(STUDY TEXT):
<<<<

This entry is coming from an interesting experience I had yesterday. Shedding light on my cultural background and growth I realized that your environment can really influence impulses. I found myself wondering why I picked oranges over minorities.

I’d just enjoyed some nice gulps of water, post workout. I was waiting for my fair weather friend to change. I say fair weather because she ditched driving me home because the roads were getting poor and I was left to wait for a fair weather bus that was a cycle late. I digress. While waiting, I looked at a photo representing the writing/academic center for the campus I work on. I noticed something peculiar. What do you notice?
Oranges over minorities

I saw oranges. I was so tickled by my discovery that I asked the same question of miss fair weather. Turns out everyone is white in the photo, this being what she noticed. Stumped, I asked her to look harder. By time the oranges were of mutual discovery, she was antsy to leave and I was fumbling for my own explanation of our differing perspectives.

Was it that I came from a college with beyond Caucasian diversity around 15% (not to mention other missing groups)? Was it that I don’t remember seeing much color in my suburban environment? Why did I choose oranges over minorities?

It hit me though, in one of those I got it before but now I really understand it kind of ways, that our life experiences are unique. Not only unique, but they are the molders of how you see the world. It was important to realize that all the education in the world hadn’t taught me to see, instead I was blind. We will see things differently, all of us. Your boss or supervisor that just doesn’t seem to make sense, probably isn’t doing it on purpose. This experiential intelligence is hard to measure because it has as much to do with how much you experience as it does with the quality and variety of an experience. In the work setting, the ability to recognize this is the biggest step in being able to manage up (7 ways to manage up or Managing Up: An Overlooked Factor in Career Success). In your personal life it can help relationships grow and drama dwindle.

Can we challenge ourselves to see things differently? If you saw white people, begin looking for the oranges, and vice versa. I think too often we find ourselves in conversations where we are more concerned about the other person not seeing the oranges that you did. Instead, why not notice that they saw something different and wonder why you didn’t see it at all.

Life is one big learning opportunity. If you aren’t listening you might just always end up with a bunch of white people or oranges for that matter.

>>>>

(ACTIVITY LIST):
(a) From the oranges essay, set down the passage between "Can we challenge" and "for that matter.", inclusive.
(b) List every sentence in the oranges essay that ends with a question mark.

(PROVIDED MATERIAL):

<<<<

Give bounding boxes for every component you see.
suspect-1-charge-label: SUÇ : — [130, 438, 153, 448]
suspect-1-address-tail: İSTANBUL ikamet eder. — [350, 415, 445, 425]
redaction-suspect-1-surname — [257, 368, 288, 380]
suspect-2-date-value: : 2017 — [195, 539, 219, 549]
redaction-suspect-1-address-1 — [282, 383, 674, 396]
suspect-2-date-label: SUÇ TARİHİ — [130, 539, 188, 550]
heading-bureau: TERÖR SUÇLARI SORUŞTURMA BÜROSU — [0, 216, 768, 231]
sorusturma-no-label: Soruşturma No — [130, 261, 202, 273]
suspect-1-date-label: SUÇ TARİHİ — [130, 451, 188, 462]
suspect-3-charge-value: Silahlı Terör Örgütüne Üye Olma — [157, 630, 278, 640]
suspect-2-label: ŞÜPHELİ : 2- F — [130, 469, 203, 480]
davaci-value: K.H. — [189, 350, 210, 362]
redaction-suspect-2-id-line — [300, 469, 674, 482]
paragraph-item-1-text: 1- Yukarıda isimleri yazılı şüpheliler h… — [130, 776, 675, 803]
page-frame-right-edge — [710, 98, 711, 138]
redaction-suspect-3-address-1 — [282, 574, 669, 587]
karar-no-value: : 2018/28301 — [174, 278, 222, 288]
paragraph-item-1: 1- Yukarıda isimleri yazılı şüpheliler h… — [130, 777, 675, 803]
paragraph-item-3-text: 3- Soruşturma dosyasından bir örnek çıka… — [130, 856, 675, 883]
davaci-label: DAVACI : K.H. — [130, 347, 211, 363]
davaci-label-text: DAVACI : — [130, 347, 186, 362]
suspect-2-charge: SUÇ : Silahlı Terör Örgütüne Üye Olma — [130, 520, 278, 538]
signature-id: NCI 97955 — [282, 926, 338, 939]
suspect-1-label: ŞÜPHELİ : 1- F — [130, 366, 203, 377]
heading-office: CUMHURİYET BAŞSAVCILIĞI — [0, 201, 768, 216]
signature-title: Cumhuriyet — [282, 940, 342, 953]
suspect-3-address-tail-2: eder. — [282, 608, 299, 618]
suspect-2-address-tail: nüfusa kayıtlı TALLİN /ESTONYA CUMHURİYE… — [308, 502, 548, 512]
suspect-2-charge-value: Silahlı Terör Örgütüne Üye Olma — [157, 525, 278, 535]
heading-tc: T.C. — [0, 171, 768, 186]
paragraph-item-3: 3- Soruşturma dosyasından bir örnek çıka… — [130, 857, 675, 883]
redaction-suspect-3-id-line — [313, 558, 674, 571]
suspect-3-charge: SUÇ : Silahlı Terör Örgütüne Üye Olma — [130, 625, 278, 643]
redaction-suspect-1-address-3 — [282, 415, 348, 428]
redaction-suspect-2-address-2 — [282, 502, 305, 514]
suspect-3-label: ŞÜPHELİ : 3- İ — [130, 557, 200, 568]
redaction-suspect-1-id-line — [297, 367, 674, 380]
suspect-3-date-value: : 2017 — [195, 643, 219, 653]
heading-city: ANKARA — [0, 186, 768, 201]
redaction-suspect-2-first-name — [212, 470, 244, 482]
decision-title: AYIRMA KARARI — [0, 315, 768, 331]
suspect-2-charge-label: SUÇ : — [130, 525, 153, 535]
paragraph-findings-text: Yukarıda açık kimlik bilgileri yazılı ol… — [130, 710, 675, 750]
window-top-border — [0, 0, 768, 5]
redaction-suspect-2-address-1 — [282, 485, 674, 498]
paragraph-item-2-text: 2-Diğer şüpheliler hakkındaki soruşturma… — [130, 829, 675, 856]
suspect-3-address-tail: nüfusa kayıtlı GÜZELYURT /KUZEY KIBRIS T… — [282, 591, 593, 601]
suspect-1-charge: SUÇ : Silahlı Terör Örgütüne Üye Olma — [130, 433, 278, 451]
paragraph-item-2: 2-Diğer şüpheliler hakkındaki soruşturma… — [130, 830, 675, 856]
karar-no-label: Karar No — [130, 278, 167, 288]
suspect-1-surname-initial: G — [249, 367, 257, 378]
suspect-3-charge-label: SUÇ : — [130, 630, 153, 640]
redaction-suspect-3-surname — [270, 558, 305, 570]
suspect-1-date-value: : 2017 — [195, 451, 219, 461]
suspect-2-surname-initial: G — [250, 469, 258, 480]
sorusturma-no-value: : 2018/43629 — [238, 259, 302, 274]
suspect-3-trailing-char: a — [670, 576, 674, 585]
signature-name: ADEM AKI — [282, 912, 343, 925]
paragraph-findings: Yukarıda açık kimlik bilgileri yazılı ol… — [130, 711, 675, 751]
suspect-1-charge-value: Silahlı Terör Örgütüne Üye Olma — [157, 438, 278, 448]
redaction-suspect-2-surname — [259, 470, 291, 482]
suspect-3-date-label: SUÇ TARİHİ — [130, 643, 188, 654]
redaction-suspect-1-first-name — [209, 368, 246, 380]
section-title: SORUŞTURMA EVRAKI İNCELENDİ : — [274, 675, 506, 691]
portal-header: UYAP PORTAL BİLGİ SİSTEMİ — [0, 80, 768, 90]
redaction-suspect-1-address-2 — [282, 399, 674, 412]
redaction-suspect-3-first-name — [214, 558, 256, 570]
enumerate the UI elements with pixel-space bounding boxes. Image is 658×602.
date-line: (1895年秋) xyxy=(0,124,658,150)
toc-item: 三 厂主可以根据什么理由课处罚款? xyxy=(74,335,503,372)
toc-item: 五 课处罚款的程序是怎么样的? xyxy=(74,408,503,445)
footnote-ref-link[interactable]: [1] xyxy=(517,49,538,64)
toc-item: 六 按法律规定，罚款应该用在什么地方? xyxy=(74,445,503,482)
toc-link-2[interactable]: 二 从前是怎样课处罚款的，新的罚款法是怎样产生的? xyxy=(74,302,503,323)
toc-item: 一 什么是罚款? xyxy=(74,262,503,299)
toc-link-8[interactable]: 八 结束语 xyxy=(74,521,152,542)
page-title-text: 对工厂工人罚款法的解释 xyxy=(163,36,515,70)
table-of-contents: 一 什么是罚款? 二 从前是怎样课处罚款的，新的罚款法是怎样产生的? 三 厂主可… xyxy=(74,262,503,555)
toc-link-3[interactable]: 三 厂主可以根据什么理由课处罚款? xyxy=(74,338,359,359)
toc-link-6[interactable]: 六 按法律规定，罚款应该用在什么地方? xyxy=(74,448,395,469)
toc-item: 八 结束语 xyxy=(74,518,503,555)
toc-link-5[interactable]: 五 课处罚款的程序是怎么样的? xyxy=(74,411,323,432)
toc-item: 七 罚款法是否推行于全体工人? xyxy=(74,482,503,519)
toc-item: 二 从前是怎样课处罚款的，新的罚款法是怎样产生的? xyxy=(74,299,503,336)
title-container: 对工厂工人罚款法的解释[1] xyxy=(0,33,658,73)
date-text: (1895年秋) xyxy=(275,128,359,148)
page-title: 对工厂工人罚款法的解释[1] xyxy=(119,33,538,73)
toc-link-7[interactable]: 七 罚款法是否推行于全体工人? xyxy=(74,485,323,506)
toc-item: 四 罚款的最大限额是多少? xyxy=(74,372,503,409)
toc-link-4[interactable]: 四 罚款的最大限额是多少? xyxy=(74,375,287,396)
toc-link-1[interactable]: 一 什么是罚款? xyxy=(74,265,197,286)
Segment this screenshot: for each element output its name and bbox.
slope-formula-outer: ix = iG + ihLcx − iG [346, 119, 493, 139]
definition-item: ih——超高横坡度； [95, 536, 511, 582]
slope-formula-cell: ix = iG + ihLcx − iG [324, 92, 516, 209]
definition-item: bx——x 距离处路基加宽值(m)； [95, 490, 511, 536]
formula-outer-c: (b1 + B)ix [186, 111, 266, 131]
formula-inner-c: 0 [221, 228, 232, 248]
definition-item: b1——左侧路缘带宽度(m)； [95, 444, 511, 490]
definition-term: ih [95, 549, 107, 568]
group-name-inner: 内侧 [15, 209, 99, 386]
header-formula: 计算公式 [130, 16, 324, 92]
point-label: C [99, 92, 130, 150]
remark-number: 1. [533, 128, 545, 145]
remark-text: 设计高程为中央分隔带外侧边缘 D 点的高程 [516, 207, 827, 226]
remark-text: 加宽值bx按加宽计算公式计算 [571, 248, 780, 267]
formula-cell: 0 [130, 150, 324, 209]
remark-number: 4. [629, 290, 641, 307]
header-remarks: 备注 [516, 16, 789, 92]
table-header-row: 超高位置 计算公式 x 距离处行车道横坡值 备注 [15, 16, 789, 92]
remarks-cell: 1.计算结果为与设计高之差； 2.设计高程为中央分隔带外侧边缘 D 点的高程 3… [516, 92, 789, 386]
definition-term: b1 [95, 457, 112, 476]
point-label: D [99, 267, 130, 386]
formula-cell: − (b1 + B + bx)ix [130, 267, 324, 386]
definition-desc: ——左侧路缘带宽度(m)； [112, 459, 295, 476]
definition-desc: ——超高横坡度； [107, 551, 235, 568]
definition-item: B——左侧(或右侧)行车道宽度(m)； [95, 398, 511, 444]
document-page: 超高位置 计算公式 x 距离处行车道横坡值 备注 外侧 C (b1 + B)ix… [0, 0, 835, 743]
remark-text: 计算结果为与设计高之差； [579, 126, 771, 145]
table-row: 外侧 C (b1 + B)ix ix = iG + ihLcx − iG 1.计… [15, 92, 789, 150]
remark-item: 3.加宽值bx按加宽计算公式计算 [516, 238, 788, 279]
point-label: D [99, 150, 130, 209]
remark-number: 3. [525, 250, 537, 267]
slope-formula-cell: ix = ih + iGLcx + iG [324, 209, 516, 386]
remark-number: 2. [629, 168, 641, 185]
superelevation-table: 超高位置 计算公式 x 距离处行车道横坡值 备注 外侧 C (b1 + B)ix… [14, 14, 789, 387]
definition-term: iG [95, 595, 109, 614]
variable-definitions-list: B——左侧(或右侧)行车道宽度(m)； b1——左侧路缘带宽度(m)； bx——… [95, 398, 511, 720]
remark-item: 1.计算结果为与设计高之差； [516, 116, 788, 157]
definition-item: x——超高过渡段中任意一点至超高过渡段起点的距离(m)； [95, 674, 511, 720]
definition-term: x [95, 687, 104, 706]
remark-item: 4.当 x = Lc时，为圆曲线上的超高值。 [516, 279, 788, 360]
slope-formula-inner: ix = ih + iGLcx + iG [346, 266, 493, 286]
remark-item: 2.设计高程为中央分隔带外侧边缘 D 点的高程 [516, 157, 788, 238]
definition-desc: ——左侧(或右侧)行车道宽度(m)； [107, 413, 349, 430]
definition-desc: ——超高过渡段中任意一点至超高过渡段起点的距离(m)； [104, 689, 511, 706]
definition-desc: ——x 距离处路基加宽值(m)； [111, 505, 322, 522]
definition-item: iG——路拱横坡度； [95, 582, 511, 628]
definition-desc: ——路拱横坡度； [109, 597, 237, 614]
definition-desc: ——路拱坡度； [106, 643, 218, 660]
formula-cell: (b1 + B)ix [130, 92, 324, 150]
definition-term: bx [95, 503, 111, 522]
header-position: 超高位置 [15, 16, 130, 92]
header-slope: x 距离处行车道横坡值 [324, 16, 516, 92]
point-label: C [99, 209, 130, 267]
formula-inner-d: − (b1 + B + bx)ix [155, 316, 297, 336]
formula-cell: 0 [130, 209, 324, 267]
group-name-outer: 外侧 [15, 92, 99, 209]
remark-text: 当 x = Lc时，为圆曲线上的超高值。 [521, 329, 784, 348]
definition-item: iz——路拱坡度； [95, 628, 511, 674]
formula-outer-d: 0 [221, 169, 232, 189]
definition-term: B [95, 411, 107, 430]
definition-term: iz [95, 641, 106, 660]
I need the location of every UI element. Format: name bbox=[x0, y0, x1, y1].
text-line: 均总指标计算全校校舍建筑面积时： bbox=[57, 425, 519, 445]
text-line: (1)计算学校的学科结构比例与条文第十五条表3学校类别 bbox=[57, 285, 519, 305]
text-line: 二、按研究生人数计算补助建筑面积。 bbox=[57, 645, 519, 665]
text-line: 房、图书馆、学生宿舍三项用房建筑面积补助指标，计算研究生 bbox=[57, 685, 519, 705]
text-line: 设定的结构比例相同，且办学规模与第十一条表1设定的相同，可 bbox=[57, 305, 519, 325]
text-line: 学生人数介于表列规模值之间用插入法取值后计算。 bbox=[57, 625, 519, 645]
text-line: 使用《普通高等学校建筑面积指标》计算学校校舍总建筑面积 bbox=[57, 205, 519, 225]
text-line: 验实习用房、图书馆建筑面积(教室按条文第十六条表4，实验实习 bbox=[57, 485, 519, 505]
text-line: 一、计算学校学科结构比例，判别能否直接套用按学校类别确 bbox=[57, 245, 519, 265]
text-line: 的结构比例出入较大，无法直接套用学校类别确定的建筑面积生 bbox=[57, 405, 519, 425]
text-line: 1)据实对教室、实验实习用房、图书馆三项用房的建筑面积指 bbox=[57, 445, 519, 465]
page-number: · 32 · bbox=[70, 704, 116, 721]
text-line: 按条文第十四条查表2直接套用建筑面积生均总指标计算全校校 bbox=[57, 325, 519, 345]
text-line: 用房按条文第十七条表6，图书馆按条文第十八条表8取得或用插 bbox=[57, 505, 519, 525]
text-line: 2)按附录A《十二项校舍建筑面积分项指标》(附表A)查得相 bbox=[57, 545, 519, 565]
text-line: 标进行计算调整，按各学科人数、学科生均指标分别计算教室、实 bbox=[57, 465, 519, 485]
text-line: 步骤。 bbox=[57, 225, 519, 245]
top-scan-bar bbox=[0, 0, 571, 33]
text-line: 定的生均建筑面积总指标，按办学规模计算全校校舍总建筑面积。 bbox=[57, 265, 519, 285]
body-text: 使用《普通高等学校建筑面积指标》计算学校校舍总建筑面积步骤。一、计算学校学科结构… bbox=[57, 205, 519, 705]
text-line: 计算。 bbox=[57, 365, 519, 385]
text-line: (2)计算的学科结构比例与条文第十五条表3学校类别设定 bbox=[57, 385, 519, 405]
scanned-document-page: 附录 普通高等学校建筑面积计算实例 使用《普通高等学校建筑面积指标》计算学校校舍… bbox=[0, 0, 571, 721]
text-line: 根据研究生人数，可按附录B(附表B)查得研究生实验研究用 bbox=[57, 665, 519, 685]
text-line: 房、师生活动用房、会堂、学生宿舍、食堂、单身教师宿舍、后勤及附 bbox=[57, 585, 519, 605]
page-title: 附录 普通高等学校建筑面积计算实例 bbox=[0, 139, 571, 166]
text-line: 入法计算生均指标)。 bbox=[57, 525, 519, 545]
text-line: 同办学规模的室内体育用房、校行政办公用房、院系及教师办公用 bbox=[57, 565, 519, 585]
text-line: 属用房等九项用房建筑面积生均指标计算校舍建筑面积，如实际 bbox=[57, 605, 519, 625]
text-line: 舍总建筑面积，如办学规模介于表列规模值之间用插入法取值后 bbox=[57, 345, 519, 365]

>>>>

(SOLVED TASKS):
(a)
Can we challenge ourselves to see things differently? If you saw white people, begin looking for the oranges, and vice versa. I think too often we find ourselves in conversations where we are more concerned about the other person not seeing the oranges that you did. Instead, why not notice that they saw something different and wonder why you didn’t see it at all.

Life is one big learning opportunity. If you aren’t listening you might just always end up with a bunch of white people or oranges for that matter.

(b)
- What do you notice?
- Was it that I came from a college with beyond Caucasian diversity around 15% (not to mention other missing groups)?
- Was it that I don’t remember seeing much color in my suburban environment?
- Why did I choose oranges over minorities?
- Can we challenge ourselves to see things differently?